Exercise objective: Look through the data below. Collect every line where the word "column" occurs.

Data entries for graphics
"""
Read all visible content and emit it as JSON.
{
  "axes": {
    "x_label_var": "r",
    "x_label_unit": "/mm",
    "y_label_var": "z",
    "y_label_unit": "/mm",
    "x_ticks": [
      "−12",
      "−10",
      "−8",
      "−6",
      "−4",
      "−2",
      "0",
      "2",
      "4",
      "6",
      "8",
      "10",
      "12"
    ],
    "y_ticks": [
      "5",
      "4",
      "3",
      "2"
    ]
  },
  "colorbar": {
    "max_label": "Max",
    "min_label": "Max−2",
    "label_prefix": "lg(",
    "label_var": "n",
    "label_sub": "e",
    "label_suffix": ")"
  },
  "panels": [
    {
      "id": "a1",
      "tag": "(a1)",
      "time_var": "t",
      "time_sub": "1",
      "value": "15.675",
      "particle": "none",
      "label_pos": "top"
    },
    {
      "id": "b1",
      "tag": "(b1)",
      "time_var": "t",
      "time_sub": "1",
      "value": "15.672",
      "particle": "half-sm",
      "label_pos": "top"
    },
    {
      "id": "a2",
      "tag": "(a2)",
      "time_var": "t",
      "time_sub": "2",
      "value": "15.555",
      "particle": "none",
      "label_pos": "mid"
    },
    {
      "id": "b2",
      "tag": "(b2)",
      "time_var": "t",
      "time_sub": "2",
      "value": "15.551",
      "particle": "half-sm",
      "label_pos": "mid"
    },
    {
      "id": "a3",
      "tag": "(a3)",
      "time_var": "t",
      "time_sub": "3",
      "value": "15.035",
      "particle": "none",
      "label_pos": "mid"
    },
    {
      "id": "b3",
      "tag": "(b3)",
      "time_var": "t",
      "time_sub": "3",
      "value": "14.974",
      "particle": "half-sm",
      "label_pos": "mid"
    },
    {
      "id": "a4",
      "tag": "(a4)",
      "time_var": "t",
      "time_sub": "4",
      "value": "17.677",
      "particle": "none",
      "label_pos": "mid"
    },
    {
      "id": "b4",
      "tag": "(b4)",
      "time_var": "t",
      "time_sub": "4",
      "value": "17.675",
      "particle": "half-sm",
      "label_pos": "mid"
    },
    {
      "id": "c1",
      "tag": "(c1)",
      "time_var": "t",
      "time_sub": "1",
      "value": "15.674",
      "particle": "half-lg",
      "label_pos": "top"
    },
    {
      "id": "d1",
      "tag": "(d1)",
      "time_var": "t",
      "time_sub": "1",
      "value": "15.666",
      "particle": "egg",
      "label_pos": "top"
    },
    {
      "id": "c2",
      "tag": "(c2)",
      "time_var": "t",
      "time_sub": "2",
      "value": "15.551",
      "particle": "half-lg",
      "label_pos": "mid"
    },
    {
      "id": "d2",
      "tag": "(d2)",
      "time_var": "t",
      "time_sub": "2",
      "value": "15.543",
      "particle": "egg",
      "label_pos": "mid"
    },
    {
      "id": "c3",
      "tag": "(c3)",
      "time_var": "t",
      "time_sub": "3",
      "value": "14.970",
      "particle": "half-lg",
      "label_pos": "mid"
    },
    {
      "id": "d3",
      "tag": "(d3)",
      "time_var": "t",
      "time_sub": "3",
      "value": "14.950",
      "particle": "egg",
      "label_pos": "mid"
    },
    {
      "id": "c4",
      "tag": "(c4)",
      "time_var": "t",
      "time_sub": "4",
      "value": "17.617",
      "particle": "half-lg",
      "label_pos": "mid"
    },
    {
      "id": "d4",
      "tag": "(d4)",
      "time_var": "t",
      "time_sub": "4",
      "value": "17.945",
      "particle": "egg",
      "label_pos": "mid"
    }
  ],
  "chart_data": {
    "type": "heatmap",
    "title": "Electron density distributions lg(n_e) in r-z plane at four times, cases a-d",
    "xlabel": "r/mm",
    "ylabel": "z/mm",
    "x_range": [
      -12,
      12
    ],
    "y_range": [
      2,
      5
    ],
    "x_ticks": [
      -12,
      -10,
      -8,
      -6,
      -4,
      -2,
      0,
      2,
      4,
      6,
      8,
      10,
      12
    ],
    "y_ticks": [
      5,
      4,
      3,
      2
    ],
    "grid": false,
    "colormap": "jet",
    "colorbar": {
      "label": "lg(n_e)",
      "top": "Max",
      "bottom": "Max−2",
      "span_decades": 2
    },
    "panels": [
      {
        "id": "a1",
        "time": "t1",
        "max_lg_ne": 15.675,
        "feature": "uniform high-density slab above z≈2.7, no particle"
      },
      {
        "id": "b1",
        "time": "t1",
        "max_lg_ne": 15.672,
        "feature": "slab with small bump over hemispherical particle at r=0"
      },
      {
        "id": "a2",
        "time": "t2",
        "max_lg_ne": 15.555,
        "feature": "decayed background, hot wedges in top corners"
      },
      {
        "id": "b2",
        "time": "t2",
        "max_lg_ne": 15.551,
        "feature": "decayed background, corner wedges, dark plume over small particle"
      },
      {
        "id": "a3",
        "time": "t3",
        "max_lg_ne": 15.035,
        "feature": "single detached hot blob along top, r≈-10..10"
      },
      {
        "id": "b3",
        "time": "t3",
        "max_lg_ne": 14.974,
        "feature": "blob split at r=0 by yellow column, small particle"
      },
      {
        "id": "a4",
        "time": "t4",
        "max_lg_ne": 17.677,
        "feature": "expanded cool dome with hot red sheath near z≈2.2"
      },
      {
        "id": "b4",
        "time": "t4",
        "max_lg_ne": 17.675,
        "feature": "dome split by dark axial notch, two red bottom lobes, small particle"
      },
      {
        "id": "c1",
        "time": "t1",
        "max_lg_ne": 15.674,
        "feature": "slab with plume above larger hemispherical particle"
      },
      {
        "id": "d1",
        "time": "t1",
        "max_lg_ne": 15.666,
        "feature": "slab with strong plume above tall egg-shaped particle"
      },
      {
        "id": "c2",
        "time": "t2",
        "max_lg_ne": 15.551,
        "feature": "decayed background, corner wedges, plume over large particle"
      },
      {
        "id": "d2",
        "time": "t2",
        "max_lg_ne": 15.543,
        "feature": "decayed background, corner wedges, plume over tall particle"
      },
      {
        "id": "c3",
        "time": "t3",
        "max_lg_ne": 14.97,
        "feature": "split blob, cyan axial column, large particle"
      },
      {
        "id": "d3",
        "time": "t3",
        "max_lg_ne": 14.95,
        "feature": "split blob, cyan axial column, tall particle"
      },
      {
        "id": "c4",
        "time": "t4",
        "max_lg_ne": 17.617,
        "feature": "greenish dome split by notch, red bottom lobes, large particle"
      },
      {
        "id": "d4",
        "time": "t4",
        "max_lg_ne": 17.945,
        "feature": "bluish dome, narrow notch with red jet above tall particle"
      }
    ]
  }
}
"""
Response to the exercise:
        "feature": "blob split at r=0 by yellow column, small particle"
        "feature": "split blob, cyan axial column, large particle"
        "feature": "split blob, cyan axial column, tall particle"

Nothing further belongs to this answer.